* PROBLEM TO WORK ON
Search the material for the word "setosa" and report each line where it turns up.

____ RECORDS SUPPLIED

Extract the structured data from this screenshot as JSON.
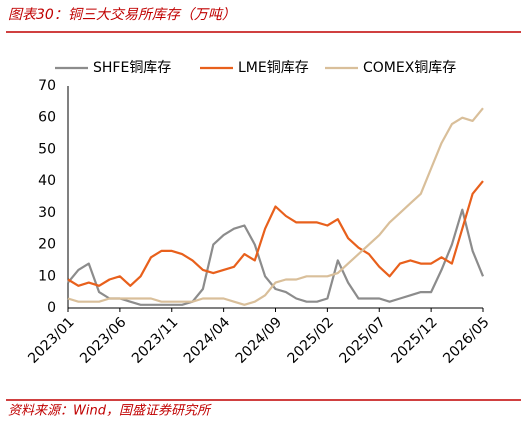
{
  "chart_data": {
    "type": "line",
    "title": "图表30：铜三大交易所库存（万吨）",
    "source": "资料来源：Wind，国盛证券研究所",
    "categories": [
      "2023/01",
      null,
      null,
      null,
      null,
      "2023/06",
      null,
      null,
      null,
      null,
      "2023/11",
      null,
      null,
      null,
      null,
      "2024/04",
      null,
      null,
      null,
      null,
      "2024/09",
      null,
      null,
      null,
      null,
      "2025/02",
      null,
      null,
      null,
      null,
      "2025/07",
      null,
      null,
      null,
      null,
      "2025/12",
      null,
      null,
      null,
      null,
      "2026/05"
    ],
    "series": [
      {
        "name": "SHFE铜库存",
        "color": "#8c8c8c",
        "values": [
          8,
          12,
          14,
          5,
          3,
          3,
          2,
          1,
          1,
          1,
          1,
          1,
          2,
          6,
          20,
          23,
          25,
          26,
          20,
          10,
          6,
          5,
          3,
          2,
          2,
          3,
          15,
          8,
          3,
          3,
          3,
          2,
          3,
          4,
          5,
          5,
          12,
          20,
          31,
          18,
          10
        ]
      },
      {
        "name": "LME铜库存",
        "color": "#e8601c",
        "values": [
          9,
          7,
          8,
          7,
          9,
          10,
          7,
          10,
          16,
          18,
          18,
          17,
          15,
          12,
          11,
          12,
          13,
          17,
          15,
          25,
          32,
          29,
          27,
          27,
          27,
          26,
          28,
          22,
          19,
          17,
          13,
          10,
          14,
          15,
          14,
          14,
          16,
          14,
          25,
          36,
          40
        ]
      },
      {
        "name": "COMEX铜库存",
        "color": "#d9bf9a",
        "values": [
          3,
          2,
          2,
          2,
          3,
          3,
          3,
          3,
          3,
          2,
          2,
          2,
          2,
          3,
          3,
          3,
          2,
          1,
          2,
          4,
          8,
          9,
          9,
          10,
          10,
          10,
          11,
          14,
          17,
          20,
          23,
          27,
          30,
          33,
          36,
          44,
          52,
          58,
          60,
          59,
          63
        ]
      }
    ],
    "ylim": [
      0,
      70
    ],
    "yticks": [
      0,
      10,
      20,
      30,
      40,
      50,
      60,
      70
    ]
  }
}
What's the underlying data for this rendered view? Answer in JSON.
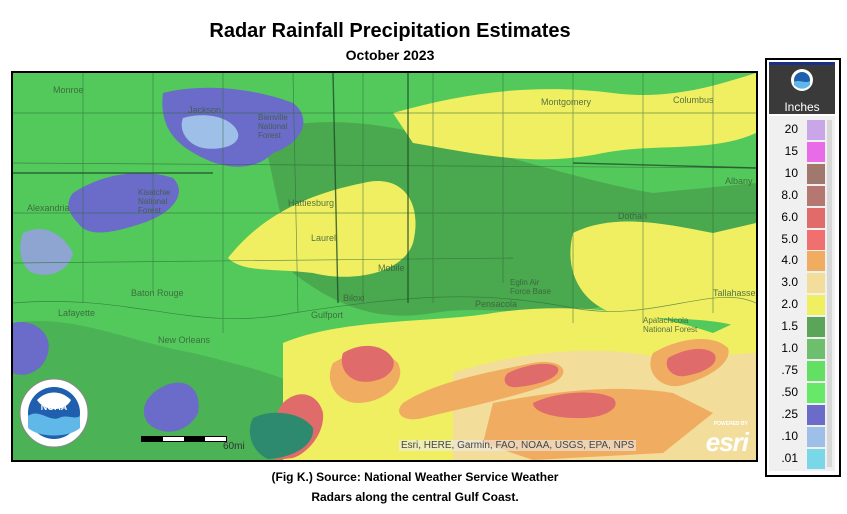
{
  "title": "Radar Rainfall Precipitation Estimates",
  "subtitle": "October 2023",
  "caption_line1": "(Fig K.) Source: National Weather Service Weather",
  "caption_line2": "Radars along the central Gulf Coast.",
  "map": {
    "cities": [
      {
        "label": "Monroe"
      },
      {
        "label": "Jackson"
      },
      {
        "label": "Bienville National Forest"
      },
      {
        "label": "Montgomery"
      },
      {
        "label": "Columbus"
      },
      {
        "label": "Alexandria"
      },
      {
        "label": "Kisatchie National Forest"
      },
      {
        "label": "Hattiesburg"
      },
      {
        "label": "Albany"
      },
      {
        "label": "Dothan"
      },
      {
        "label": "Mobile"
      },
      {
        "label": "Eglin Air Force Base"
      },
      {
        "label": "Baton Rouge"
      },
      {
        "label": "Biloxi"
      },
      {
        "label": "Gulfport"
      },
      {
        "label": "Pensacola"
      },
      {
        "label": "Tallahassee"
      },
      {
        "label": "Lafayette"
      },
      {
        "label": "Apalachicola National Forest"
      },
      {
        "label": "New Orleans"
      },
      {
        "label": "Laurel"
      }
    ],
    "scale_label": "60mi",
    "attribution": "Esri, HERE, Garmin, FAO, NOAA, USGS, EPA, NPS",
    "esri_powered": "POWERED BY",
    "esri_logo": "esri",
    "noaa_label": "NOAA"
  },
  "legend": {
    "unit": "Inches",
    "items": [
      {
        "label": "20",
        "color": "#c9a6e8"
      },
      {
        "label": "15",
        "color": "#e86be8"
      },
      {
        "label": "10",
        "color": "#a0786e"
      },
      {
        "label": "8.0",
        "color": "#b57870"
      },
      {
        "label": "6.0",
        "color": "#e06b6b"
      },
      {
        "label": "5.0",
        "color": "#f07070"
      },
      {
        "label": "4.0",
        "color": "#f0ad62"
      },
      {
        "label": "3.0",
        "color": "#f2dd9a"
      },
      {
        "label": "2.0",
        "color": "#f0ef62"
      },
      {
        "label": "1.5",
        "color": "#5aa55a"
      },
      {
        "label": "1.0",
        "color": "#6dbf6d"
      },
      {
        "label": ".75",
        "color": "#63e063"
      },
      {
        "label": ".50",
        "color": "#68e868"
      },
      {
        "label": ".25",
        "color": "#6b6bc9"
      },
      {
        "label": ".10",
        "color": "#9ec0e8"
      },
      {
        "label": ".01",
        "color": "#7ad7e8"
      }
    ]
  }
}
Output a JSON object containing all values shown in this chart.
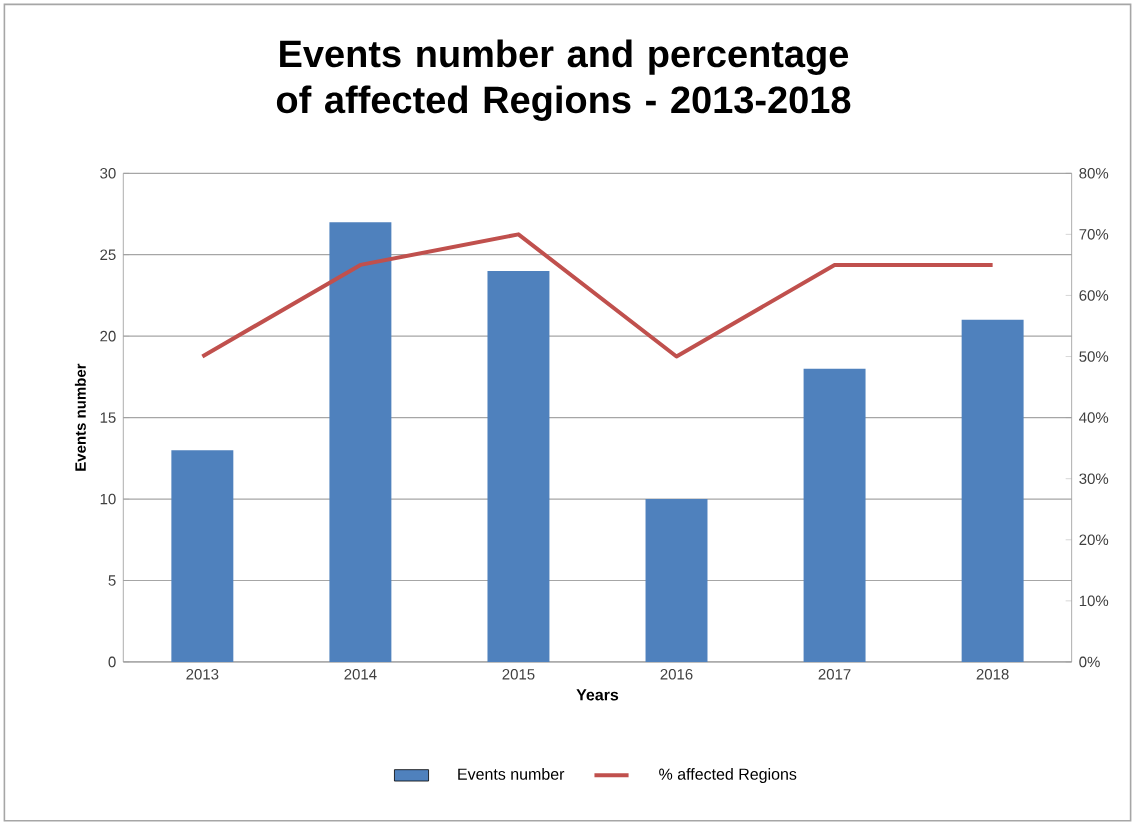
{
  "chart_data": {
    "type": "bar",
    "title": "Events number and percentage of affected Regions - 2013-2018",
    "xlabel": "Years",
    "ylabel": "Events number",
    "categories": [
      "2013",
      "2014",
      "2015",
      "2016",
      "2017",
      "2018"
    ],
    "series": [
      {
        "name": "Events number",
        "color": "#4f81bd",
        "values": [
          13,
          27,
          24,
          10,
          18,
          21
        ]
      },
      {
        "name": "% affected Regions",
        "type": "line",
        "axis": "y2",
        "color": "#c0504d",
        "values": [
          50,
          65,
          70,
          50,
          65,
          65
        ]
      }
    ],
    "ylim": [
      0,
      30
    ],
    "yticks": [
      0,
      5,
      10,
      15,
      20,
      25,
      30
    ],
    "y2lim": [
      0,
      80
    ],
    "y2ticks": [
      {
        "value": 0,
        "label": "0%"
      },
      {
        "value": 10,
        "label": "10%"
      },
      {
        "value": 20,
        "label": "20%"
      },
      {
        "value": 30,
        "label": "30%"
      },
      {
        "value": 40,
        "label": "40%"
      },
      {
        "value": 50,
        "label": "50%"
      },
      {
        "value": 60,
        "label": "60%"
      },
      {
        "value": 70,
        "label": "70%"
      },
      {
        "value": 80,
        "label": "80%"
      }
    ],
    "grid": "y",
    "legend": "bottom"
  }
}
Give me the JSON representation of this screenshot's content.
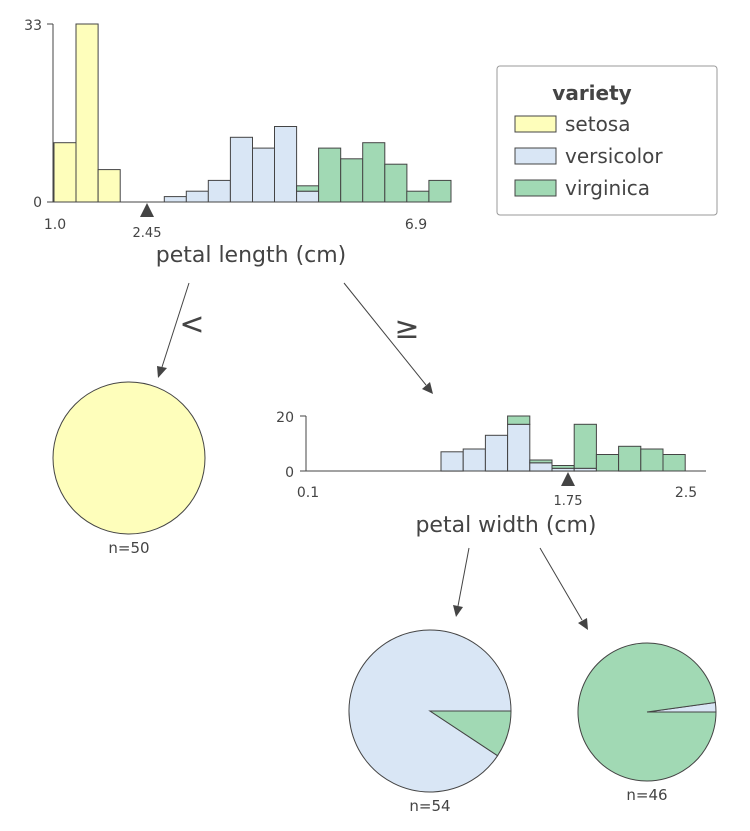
{
  "colors": {
    "setosa": "#FEFEBB",
    "versicolor": "#D9E6F5",
    "virginica": "#A1D9B4",
    "edge": "#444444",
    "bar_edge": "#444444"
  },
  "legend": {
    "title": "variety",
    "items": [
      {
        "label": "setosa",
        "color_key": "setosa"
      },
      {
        "label": "versicolor",
        "color_key": "versicolor"
      },
      {
        "label": "virginica",
        "color_key": "virginica"
      }
    ]
  },
  "root": {
    "feature_label": "petal length (cm)",
    "split_value": "2.45",
    "x_min_label": "1.0",
    "x_max_label": "6.9",
    "y_max_label": "33",
    "y_min_label": "0",
    "left_edge_label": "<",
    "right_edge_label": "≥"
  },
  "split2": {
    "feature_label": "petal width (cm)",
    "split_value": "1.75",
    "x_min_label": "0.1",
    "x_max_label": "2.5",
    "y_max_label": "20",
    "y_min_label": "0"
  },
  "leaves": [
    {
      "id": "leaf-setosa",
      "count_label": "n=50",
      "fractions": {
        "setosa": 1.0,
        "versicolor": 0.0,
        "virginica": 0.0
      }
    },
    {
      "id": "leaf-versicolor",
      "count_label": "n=54",
      "fractions": {
        "setosa": 0.0,
        "versicolor": 0.907,
        "virginica": 0.093
      }
    },
    {
      "id": "leaf-virginica",
      "count_label": "n=46",
      "fractions": {
        "setosa": 0.0,
        "versicolor": 0.022,
        "virginica": 0.978
      }
    }
  ],
  "chart_data": [
    {
      "type": "bar",
      "xlabel": "petal length (cm)",
      "xlim": [
        1.0,
        6.9
      ],
      "ylim": [
        0,
        33
      ],
      "bin_count": 27,
      "series": [
        {
          "name": "setosa",
          "values": [
            11,
            33,
            6,
            0,
            0,
            0,
            0,
            0,
            0,
            0,
            0,
            0,
            0,
            0,
            0,
            0,
            0,
            0,
            0,
            0,
            0,
            0,
            0,
            0,
            0,
            0,
            0
          ]
        },
        {
          "name": "versicolor",
          "values": [
            0,
            0,
            0,
            0,
            0,
            1,
            2,
            4,
            12,
            10,
            14,
            2,
            0,
            0,
            0,
            0,
            0,
            0,
            0,
            0,
            0,
            0,
            0,
            0,
            0,
            0,
            0
          ]
        },
        {
          "name": "virginica",
          "values": [
            0,
            0,
            0,
            0,
            0,
            0,
            0,
            0,
            0,
            0,
            0,
            1,
            10,
            8,
            11,
            7,
            2,
            4,
            0,
            0,
            0,
            0,
            0,
            0,
            0,
            0,
            0
          ]
        }
      ],
      "split": 2.45
    },
    {
      "type": "bar",
      "xlabel": "petal width (cm)",
      "xlim": [
        0.1,
        2.5
      ],
      "ylim": [
        0,
        20
      ],
      "bins": [
        {
          "versicolor": 7,
          "virginica": 0
        },
        {
          "versicolor": 8,
          "virginica": 0
        },
        {
          "versicolor": 13,
          "virginica": 0
        },
        {
          "versicolor": 17,
          "virginica": 3
        },
        {
          "versicolor": 3,
          "virginica": 1
        },
        {
          "versicolor": 1,
          "virginica": 1
        },
        {
          "versicolor": 1,
          "virginica": 16
        },
        {
          "versicolor": 0,
          "virginica": 6
        },
        {
          "versicolor": 0,
          "virginica": 9
        },
        {
          "versicolor": 0,
          "virginica": 8
        },
        {
          "versicolor": 0,
          "virginica": 6
        }
      ],
      "split": 1.75
    }
  ]
}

________

* RESULT
    "setosa": "#FEFEBB",
        "label": "setosa",
        "color_key": "setosa"
      "id": "leaf-setosa",
        "setosa": 1.0,
        "setosa": 0.0,
        "setosa": 0.0,
          "name": "setosa",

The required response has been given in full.